-- start LISTED ENTRIES --
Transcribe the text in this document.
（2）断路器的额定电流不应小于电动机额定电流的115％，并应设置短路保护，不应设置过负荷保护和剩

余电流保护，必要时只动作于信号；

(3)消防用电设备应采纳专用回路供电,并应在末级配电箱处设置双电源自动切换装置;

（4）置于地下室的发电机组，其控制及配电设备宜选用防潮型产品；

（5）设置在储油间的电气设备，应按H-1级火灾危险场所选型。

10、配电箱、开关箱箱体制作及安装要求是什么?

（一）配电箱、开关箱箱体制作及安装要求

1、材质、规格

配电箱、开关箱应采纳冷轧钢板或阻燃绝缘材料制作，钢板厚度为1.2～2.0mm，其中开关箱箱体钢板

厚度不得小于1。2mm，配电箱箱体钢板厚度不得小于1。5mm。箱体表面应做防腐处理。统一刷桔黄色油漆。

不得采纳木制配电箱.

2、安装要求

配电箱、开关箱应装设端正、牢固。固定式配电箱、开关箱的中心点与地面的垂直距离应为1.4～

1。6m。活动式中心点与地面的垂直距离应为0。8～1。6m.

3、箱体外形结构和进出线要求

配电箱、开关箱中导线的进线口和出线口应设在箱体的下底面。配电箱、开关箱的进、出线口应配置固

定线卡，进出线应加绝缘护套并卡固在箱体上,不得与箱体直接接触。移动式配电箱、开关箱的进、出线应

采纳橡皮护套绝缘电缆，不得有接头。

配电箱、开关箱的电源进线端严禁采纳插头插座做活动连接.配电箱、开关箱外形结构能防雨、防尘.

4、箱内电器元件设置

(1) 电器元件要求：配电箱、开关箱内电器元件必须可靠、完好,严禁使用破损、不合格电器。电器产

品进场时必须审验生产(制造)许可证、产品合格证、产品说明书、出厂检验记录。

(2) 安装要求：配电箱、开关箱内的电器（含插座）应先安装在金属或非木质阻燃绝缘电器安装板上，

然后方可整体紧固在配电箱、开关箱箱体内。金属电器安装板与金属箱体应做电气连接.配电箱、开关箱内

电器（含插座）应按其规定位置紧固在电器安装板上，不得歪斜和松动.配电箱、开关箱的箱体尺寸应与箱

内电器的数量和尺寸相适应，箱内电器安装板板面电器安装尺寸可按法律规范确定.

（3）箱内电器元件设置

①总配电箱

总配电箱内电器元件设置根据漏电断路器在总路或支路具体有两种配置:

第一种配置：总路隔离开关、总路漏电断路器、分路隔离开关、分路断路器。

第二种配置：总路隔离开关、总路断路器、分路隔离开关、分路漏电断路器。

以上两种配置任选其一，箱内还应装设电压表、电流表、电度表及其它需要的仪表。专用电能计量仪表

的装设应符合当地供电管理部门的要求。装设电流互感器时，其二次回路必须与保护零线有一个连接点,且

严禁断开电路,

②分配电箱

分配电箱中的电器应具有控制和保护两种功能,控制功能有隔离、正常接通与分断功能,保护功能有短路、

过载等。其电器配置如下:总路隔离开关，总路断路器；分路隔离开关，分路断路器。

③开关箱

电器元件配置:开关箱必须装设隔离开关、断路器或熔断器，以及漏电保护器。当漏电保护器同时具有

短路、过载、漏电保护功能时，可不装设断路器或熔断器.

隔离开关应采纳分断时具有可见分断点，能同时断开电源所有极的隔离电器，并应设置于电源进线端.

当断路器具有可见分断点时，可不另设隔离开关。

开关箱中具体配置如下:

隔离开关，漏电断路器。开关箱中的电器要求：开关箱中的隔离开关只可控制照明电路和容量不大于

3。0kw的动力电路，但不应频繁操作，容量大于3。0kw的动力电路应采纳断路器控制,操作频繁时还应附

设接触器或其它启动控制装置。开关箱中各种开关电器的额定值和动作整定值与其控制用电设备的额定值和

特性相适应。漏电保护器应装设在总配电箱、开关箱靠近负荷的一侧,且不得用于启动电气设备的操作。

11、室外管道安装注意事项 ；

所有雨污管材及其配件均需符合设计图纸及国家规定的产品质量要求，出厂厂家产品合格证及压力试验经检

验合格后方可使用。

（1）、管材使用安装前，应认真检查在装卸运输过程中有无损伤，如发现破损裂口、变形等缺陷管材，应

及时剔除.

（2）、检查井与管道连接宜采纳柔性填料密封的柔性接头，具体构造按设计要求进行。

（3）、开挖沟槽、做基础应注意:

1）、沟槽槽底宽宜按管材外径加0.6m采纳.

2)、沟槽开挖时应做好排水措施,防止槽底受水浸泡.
-- end LISTED ENTRIES --
-- start LISTED ENTRIES --
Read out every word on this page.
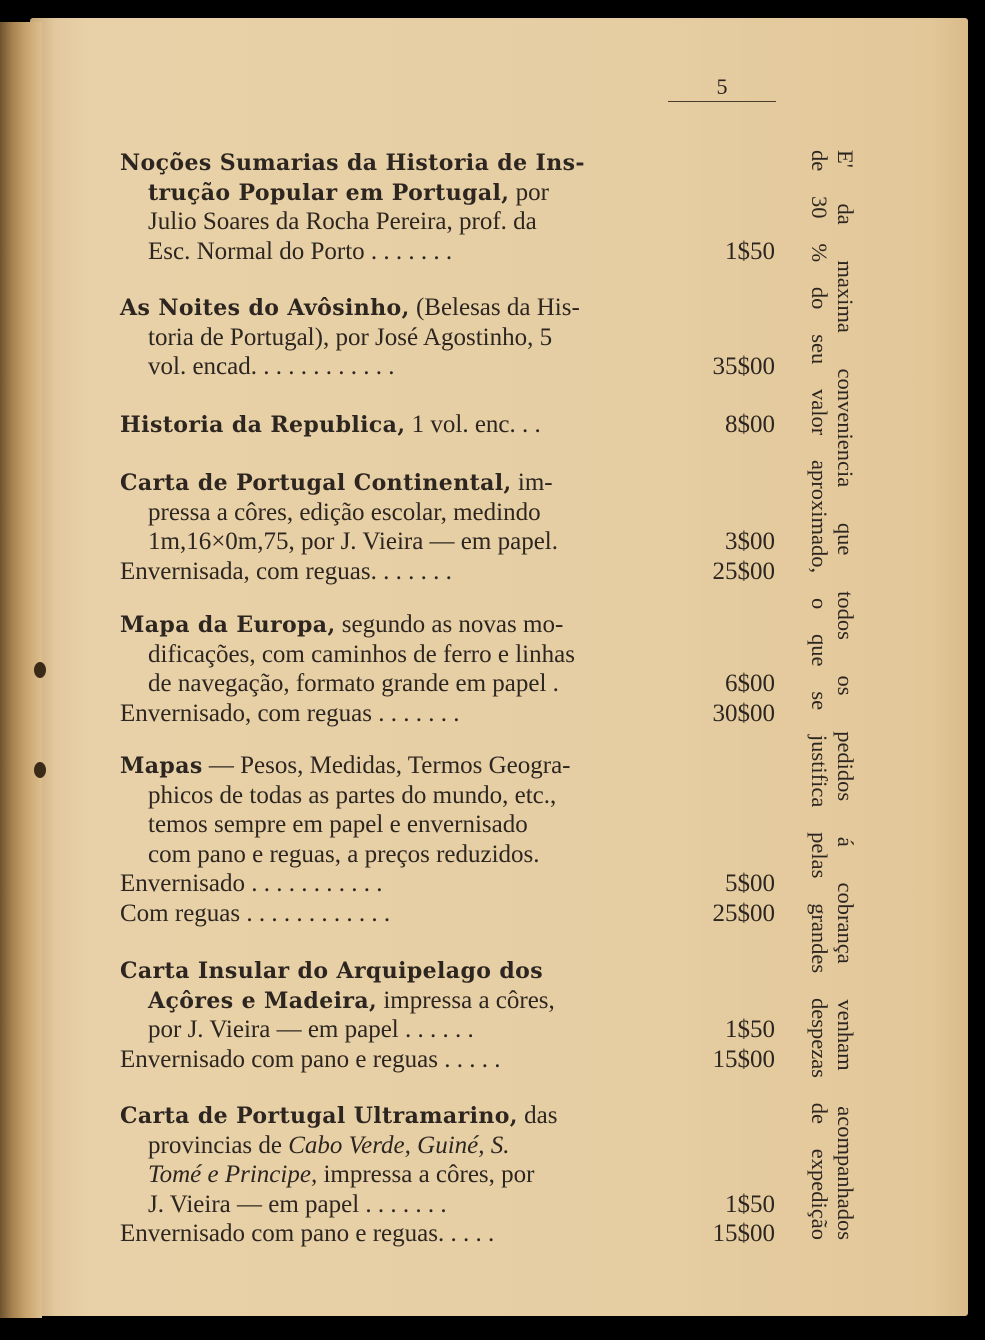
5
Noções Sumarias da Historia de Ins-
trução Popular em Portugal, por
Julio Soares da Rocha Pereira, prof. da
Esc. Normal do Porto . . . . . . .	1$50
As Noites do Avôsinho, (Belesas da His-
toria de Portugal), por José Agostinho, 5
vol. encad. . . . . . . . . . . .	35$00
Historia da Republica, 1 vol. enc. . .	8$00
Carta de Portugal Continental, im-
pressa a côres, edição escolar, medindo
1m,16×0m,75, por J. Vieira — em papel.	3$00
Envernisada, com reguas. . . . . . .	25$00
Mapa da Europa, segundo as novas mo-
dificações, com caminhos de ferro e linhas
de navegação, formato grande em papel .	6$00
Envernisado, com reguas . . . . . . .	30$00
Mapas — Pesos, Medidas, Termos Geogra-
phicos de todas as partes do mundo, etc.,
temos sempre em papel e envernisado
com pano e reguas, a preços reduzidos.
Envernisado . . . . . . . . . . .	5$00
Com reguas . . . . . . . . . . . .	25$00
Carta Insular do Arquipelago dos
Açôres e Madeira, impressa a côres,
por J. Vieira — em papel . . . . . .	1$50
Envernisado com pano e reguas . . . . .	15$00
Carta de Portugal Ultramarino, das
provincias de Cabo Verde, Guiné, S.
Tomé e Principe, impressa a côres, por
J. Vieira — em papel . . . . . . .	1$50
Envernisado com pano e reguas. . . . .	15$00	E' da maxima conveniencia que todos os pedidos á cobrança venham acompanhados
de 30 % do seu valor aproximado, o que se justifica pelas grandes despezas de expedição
-- end LISTED ENTRIES --
Read the data above. Pull out each line in which the string "Historia" appears.

### CORRECT RESPONSE:
Noções Sumarias da Historia de Ins-
Historia da Republica, 1 vol. enc. . .	8$00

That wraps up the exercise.